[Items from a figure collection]

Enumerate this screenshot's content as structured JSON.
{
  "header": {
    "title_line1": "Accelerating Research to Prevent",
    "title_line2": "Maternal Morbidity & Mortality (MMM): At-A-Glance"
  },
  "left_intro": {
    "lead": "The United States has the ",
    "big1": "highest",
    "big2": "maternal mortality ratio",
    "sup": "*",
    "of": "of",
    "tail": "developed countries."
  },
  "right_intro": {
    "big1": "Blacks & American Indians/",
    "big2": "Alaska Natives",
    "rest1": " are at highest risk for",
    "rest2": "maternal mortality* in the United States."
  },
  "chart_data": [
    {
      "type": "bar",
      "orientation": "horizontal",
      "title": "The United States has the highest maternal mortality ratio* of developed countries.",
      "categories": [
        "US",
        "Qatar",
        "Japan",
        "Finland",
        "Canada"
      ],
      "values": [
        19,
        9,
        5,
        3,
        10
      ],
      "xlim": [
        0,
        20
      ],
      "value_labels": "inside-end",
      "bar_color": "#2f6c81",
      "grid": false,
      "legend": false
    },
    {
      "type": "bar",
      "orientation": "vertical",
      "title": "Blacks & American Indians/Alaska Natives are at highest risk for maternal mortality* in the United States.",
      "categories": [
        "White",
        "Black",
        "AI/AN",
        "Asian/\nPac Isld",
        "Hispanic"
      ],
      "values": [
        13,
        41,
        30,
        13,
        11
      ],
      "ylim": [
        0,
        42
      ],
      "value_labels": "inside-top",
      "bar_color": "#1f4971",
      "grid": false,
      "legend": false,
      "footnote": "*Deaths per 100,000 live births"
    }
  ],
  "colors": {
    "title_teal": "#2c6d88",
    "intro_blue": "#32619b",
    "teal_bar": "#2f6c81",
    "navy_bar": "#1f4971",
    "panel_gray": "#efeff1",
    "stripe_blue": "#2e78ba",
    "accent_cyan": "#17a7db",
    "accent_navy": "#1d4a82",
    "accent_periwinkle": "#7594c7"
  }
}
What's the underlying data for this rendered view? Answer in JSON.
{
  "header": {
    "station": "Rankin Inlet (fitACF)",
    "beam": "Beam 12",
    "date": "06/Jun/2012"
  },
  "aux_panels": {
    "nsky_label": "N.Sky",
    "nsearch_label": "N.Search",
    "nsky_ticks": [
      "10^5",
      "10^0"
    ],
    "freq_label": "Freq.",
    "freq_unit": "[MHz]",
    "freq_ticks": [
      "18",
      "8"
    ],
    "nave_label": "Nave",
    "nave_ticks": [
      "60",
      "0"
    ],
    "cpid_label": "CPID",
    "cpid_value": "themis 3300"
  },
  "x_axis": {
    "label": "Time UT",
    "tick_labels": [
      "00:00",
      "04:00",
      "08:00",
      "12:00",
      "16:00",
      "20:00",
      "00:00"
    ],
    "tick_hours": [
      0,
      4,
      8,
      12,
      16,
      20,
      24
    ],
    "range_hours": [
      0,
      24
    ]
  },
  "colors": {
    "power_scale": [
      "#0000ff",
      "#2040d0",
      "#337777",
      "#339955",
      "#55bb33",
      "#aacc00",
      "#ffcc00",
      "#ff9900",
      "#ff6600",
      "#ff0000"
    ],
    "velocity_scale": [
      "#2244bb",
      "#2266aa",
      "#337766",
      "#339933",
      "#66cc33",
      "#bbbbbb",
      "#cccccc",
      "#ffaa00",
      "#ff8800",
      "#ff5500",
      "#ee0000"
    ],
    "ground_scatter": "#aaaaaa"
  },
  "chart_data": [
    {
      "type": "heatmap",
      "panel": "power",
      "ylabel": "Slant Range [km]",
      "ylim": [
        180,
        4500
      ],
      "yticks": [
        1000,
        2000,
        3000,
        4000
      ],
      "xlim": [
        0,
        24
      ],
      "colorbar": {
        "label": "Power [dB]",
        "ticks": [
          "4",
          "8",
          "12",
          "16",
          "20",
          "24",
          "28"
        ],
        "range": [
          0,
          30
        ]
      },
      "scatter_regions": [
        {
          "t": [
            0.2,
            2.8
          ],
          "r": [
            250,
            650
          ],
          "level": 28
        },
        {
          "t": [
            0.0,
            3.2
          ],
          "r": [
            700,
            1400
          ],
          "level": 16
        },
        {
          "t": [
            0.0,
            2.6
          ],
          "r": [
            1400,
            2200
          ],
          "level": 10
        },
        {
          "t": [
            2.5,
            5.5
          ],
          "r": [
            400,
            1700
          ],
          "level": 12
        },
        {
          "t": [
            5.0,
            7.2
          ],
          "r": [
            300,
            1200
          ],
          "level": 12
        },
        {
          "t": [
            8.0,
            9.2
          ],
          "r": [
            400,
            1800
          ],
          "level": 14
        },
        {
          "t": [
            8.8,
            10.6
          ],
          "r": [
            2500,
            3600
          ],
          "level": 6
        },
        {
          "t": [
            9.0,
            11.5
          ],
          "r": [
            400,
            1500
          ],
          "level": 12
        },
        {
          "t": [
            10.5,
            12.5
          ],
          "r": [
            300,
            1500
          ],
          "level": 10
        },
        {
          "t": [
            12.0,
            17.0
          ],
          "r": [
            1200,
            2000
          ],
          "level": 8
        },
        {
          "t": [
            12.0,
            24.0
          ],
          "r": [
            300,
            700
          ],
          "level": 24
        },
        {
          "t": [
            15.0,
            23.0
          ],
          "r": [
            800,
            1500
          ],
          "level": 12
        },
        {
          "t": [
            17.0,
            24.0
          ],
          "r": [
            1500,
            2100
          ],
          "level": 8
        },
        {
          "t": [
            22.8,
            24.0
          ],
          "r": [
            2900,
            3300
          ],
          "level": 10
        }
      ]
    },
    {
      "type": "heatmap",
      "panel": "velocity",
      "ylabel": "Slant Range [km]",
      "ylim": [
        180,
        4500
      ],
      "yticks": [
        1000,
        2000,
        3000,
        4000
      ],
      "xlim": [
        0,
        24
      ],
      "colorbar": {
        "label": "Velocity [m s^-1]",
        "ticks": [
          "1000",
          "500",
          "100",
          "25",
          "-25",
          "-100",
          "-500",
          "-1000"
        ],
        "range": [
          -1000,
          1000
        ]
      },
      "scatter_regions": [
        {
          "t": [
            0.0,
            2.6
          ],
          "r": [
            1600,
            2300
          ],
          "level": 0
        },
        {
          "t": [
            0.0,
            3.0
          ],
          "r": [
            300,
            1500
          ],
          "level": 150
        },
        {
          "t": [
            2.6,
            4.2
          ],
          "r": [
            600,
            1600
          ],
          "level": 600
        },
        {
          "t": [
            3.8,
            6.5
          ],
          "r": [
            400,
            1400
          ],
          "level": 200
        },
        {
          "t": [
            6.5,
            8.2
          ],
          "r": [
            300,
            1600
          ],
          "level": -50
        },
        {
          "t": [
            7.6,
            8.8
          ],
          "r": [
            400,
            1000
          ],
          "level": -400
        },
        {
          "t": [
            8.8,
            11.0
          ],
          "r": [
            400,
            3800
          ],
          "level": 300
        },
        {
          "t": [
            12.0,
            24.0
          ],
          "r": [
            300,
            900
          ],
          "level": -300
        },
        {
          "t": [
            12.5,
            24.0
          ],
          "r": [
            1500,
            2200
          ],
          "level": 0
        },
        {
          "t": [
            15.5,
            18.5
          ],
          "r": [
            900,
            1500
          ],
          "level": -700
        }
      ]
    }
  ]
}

### [DIRECTIONS FOR THIS TASK]
Gather all lines of the records that include the word "orientation".

### [SOLUTION TO THE PROBLEM]
      "orientation": "horizontal",
      "orientation": "vertical",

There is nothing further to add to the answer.